◆ Exercise aim ◆
Return the full listing exactly as it is written.

◆ The input ◆
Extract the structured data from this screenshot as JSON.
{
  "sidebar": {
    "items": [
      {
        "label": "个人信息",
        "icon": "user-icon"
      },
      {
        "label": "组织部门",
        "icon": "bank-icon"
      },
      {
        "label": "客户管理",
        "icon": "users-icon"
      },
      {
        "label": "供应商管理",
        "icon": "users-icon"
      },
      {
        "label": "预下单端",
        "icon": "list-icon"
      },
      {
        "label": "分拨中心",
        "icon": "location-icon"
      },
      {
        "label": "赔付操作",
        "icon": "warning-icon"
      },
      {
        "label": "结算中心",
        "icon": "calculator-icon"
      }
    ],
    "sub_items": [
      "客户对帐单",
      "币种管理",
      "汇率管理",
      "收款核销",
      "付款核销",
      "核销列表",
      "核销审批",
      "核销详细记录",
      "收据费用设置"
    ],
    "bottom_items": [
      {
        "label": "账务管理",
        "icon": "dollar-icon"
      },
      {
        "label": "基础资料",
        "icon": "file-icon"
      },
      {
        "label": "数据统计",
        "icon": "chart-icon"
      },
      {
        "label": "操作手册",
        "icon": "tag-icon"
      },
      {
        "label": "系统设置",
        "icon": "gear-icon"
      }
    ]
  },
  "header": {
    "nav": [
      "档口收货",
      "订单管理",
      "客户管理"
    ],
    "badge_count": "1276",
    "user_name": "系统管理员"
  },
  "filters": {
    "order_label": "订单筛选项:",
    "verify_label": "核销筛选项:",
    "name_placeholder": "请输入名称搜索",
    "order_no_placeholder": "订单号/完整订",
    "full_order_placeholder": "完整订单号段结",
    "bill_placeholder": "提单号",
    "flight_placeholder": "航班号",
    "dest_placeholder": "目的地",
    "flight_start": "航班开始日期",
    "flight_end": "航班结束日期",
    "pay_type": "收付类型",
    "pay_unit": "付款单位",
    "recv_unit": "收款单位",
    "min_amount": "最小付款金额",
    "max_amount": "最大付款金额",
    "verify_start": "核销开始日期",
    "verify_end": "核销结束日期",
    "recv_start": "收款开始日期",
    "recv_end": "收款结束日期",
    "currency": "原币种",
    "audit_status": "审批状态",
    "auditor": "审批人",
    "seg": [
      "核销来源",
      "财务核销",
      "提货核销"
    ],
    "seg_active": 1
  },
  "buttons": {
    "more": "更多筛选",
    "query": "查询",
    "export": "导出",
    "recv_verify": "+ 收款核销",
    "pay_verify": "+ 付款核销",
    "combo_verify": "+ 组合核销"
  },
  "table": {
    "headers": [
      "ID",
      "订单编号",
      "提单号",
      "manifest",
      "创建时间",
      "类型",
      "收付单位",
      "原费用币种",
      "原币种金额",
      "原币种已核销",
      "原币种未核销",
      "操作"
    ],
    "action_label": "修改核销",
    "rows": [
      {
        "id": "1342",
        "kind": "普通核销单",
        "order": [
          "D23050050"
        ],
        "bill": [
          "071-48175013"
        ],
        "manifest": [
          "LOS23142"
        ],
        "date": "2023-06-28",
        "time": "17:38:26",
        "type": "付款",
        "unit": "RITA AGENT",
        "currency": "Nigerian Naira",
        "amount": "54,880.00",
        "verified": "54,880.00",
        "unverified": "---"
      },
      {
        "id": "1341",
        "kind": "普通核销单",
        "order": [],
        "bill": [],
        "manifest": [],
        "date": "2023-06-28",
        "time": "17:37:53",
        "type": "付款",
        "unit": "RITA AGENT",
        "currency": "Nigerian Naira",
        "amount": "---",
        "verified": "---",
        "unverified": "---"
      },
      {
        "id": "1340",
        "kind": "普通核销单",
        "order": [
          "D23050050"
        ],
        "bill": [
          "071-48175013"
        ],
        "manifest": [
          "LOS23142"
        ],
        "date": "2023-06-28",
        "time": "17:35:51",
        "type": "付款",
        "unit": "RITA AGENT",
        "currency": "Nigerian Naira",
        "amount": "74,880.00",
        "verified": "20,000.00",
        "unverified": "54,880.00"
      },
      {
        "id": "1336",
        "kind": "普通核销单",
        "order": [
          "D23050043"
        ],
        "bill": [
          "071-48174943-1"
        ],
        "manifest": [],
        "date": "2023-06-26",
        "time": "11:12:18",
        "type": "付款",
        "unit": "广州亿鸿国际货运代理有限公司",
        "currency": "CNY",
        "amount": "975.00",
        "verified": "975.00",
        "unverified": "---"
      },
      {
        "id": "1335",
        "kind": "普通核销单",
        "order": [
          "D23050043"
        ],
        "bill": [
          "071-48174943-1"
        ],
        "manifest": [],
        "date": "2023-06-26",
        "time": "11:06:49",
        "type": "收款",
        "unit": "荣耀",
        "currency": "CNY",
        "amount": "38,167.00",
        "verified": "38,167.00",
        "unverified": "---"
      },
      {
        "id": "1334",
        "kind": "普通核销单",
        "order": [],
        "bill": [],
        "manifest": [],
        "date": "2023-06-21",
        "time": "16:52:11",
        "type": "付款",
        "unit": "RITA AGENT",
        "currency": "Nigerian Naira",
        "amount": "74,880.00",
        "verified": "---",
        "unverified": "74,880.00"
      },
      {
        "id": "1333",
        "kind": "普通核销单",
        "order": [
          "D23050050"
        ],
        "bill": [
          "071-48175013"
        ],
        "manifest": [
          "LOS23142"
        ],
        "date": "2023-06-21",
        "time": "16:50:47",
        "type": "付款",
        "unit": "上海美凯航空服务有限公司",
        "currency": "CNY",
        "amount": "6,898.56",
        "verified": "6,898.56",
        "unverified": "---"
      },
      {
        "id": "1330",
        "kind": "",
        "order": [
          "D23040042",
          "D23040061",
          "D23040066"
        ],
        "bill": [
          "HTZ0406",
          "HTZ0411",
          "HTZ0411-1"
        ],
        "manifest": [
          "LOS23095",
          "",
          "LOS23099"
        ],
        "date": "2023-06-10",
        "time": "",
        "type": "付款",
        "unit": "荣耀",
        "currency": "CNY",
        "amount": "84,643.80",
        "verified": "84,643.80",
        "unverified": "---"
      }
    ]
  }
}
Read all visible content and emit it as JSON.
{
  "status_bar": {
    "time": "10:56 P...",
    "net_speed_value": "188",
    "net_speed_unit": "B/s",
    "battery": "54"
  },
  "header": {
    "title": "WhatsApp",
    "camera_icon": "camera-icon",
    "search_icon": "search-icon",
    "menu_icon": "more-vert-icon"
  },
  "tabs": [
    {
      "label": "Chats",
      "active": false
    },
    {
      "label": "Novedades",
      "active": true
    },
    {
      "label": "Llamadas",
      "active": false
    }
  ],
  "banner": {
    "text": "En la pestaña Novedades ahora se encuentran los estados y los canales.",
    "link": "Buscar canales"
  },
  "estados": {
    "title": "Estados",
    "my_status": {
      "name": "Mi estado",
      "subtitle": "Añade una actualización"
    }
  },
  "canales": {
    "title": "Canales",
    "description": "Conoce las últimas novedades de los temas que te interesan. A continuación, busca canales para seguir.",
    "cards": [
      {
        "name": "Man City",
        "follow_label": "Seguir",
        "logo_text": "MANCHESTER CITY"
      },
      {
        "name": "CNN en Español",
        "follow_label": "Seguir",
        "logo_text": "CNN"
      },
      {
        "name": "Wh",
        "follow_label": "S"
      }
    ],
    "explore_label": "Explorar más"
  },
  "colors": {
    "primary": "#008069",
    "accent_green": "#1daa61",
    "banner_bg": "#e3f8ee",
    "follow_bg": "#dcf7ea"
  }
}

◆ Full answer ◆
Extract the structured data from this screenshot as JSON.
{
  "sidebar": {
    "items": [
      {
        "label": "个人信息",
        "icon": "user-icon"
      },
      {
        "label": "组织部门",
        "icon": "bank-icon"
      },
      {
        "label": "客户管理",
        "icon": "users-icon"
      },
      {
        "label": "供应商管理",
        "icon": "users-icon"
      },
      {
        "label": "预下单端",
        "icon": "list-icon"
      },
      {
        "label": "分拨中心",
        "icon": "location-icon"
      },
      {
        "label": "赔付操作",
        "icon": "warning-icon"
      },
      {
        "label": "结算中心",
        "icon": "calculator-icon"
      }
    ],
    "sub_items": [
      "客户对帐单",
      "币种管理",
      "汇率管理",
      "收款核销",
      "付款核销",
      "核销列表",
      "核销审批",
      "核销详细记录",
      "收据费用设置"
    ],
    "bottom_items": [
      {
        "label": "账务管理",
        "icon": "dollar-icon"
      },
      {
        "label": "基础资料",
        "icon": "file-icon"
      },
      {
        "label": "数据统计",
        "icon": "chart-icon"
      },
      {
        "label": "操作手册",
        "icon": "tag-icon"
      },
      {
        "label": "系统设置",
        "icon": "gear-icon"
      }
    ]
  },
  "header": {
    "nav": [
      "档口收货",
      "订单管理",
      "客户管理"
    ],
    "badge_count": "1276",
    "user_name": "系统管理员"
  },
  "filters": {
    "order_label": "订单筛选项:",
    "verify_label": "核销筛选项:",
    "name_placeholder": "请输入名称搜索",
    "order_no_placeholder": "订单号/完整订",
    "full_order_placeholder": "完整订单号段结",
    "bill_placeholder": "提单号",
    "flight_placeholder": "航班号",
    "dest_placeholder": "目的地",
    "flight_start": "航班开始日期",
    "flight_end": "航班结束日期",
    "pay_type": "收付类型",
    "pay_unit": "付款单位",
    "recv_unit": "收款单位",
    "min_amount": "最小付款金额",
    "max_amount": "最大付款金额",
    "verify_start": "核销开始日期",
    "verify_end": "核销结束日期",
    "recv_start": "收款开始日期",
    "recv_end": "收款结束日期",
    "currency": "原币种",
    "audit_status": "审批状态",
    "auditor": "审批人",
    "seg": [
      "核销来源",
      "财务核销",
      "提货核销"
    ],
    "seg_active": 1
  },
  "buttons": {
    "more": "更多筛选",
    "query": "查询",
    "export": "导出",
    "recv_verify": "+ 收款核销",
    "pay_verify": "+ 付款核销",
    "combo_verify": "+ 组合核销"
  },
  "table": {
    "headers": [
      "ID",
      "订单编号",
      "提单号",
      "manifest",
      "创建时间",
      "类型",
      "收付单位",
      "原费用币种",
      "原币种金额",
      "原币种已核销",
      "原币种未核销",
      "操作"
    ],
    "action_label": "修改核销",
    "rows": [
      {
        "id": "1342",
        "kind": "普通核销单",
        "order": [
          "D23050050"
        ],
        "bill": [
          "071-48175013"
        ],
        "manifest": [
          "LOS23142"
        ],
        "date": "2023-06-28",
        "time": "17:38:26",
        "type": "付款",
        "unit": "RITA AGENT",
        "currency": "Nigerian Naira",
        "amount": "54,880.00",
        "verified": "54,880.00",
        "unverified": "---"
      },
      {
        "id": "1341",
        "kind": "普通核销单",
        "order": [],
        "bill": [],
        "manifest": [],
        "date": "2023-06-28",
        "time": "17:37:53",
        "type": "付款",
        "unit": "RITA AGENT",
        "currency": "Nigerian Naira",
        "amount": "---",
        "verified": "---",
        "unverified": "---"
      },
      {
        "id": "1340",
        "kind": "普通核销单",
        "order": [
          "D23050050"
        ],
        "bill": [
          "071-48175013"
        ],
        "manifest": [
          "LOS23142"
        ],
        "date": "2023-06-28",
        "time": "17:35:51",
        "type": "付款",
        "unit": "RITA AGENT",
        "currency": "Nigerian Naira",
        "amount": "74,880.00",
        "verified": "20,000.00",
        "unverified": "54,880.00"
      },
      {
        "id": "1336",
        "kind": "普通核销单",
        "order": [
          "D23050043"
        ],
        "bill": [
          "071-48174943-1"
        ],
        "manifest": [],
        "date": "2023-06-26",
        "time": "11:12:18",
        "type": "付款",
        "unit": "广州亿鸿国际货运代理有限公司",
        "currency": "CNY",
        "amount": "975.00",
        "verified": "975.00",
        "unverified": "---"
      },
      {
        "id": "1335",
        "kind": "普通核销单",
        "order": [
          "D23050043"
        ],
        "bill": [
          "071-48174943-1"
        ],
        "manifest": [],
        "date": "2023-06-26",
        "time": "11:06:49",
        "type": "收款",
        "unit": "荣耀",
        "currency": "CNY",
        "amount": "38,167.00",
        "verified": "38,167.00",
        "unverified": "---"
      },
      {
        "id": "1334",
        "kind": "普通核销单",
        "order": [],
        "bill": [],
        "manifest": [],
        "date": "2023-06-21",
        "time": "16:52:11",
        "type": "付款",
        "unit": "RITA AGENT",
        "currency": "Nigerian Naira",
        "amount": "74,880.00",
        "verified": "---",
        "unverified": "74,880.00"
      },
      {
        "id": "1333",
        "kind": "普通核销单",
        "order": [
          "D23050050"
        ],
        "bill": [
          "071-48175013"
        ],
        "manifest": [
          "LOS23142"
        ],
        "date": "2023-06-21",
        "time": "16:50:47",
        "type": "付款",
        "unit": "上海美凯航空服务有限公司",
        "currency": "CNY",
        "amount": "6,898.56",
        "verified": "6,898.56",
        "unverified": "---"
      },
      {
        "id": "1330",
        "kind": "",
        "order": [
          "D23040042",
          "D23040061",
          "D23040066"
        ],
        "bill": [
          "HTZ0406",
          "HTZ0411",
          "HTZ0411-1"
        ],
        "manifest": [
          "LOS23095",
          "",
          "LOS23099"
        ],
        "date": "2023-06-10",
        "time": "",
        "type": "付款",
        "unit": "荣耀",
        "currency": "CNY",
        "amount": "84,643.80",
        "verified": "84,643.80",
        "unverified": "---"
      }
    ]
  }
}
Read all visible content and emit it as JSON.
{
  "status_bar": {
    "time": "10:56 P...",
    "net_speed_value": "188",
    "net_speed_unit": "B/s",
    "battery": "54"
  },
  "header": {
    "title": "WhatsApp",
    "camera_icon": "camera-icon",
    "search_icon": "search-icon",
    "menu_icon": "more-vert-icon"
  },
  "tabs": [
    {
      "label": "Chats",
      "active": false
    },
    {
      "label": "Novedades",
      "active": true
    },
    {
      "label": "Llamadas",
      "active": false
    }
  ],
  "banner": {
    "text": "En la pestaña Novedades ahora se encuentran los estados y los canales.",
    "link": "Buscar canales"
  },
  "estados": {
    "title": "Estados",
    "my_status": {
      "name": "Mi estado",
      "subtitle": "Añade una actualización"
    }
  },
  "canales": {
    "title": "Canales",
    "description": "Conoce las últimas novedades de los temas que te interesan. A continuación, busca canales para seguir.",
    "cards": [
      {
        "name": "Man City",
        "follow_label": "Seguir",
        "logo_text": "MANCHESTER CITY"
      },
      {
        "name": "CNN en Español",
        "follow_label": "Seguir",
        "logo_text": "CNN"
      },
      {
        "name": "Wh",
        "follow_label": "S"
      }
    ],
    "explore_label": "Explorar más"
  },
  "colors": {
    "primary": "#008069",
    "accent_green": "#1daa61",
    "banner_bg": "#e3f8ee",
    "follow_bg": "#dcf7ea"
  }
}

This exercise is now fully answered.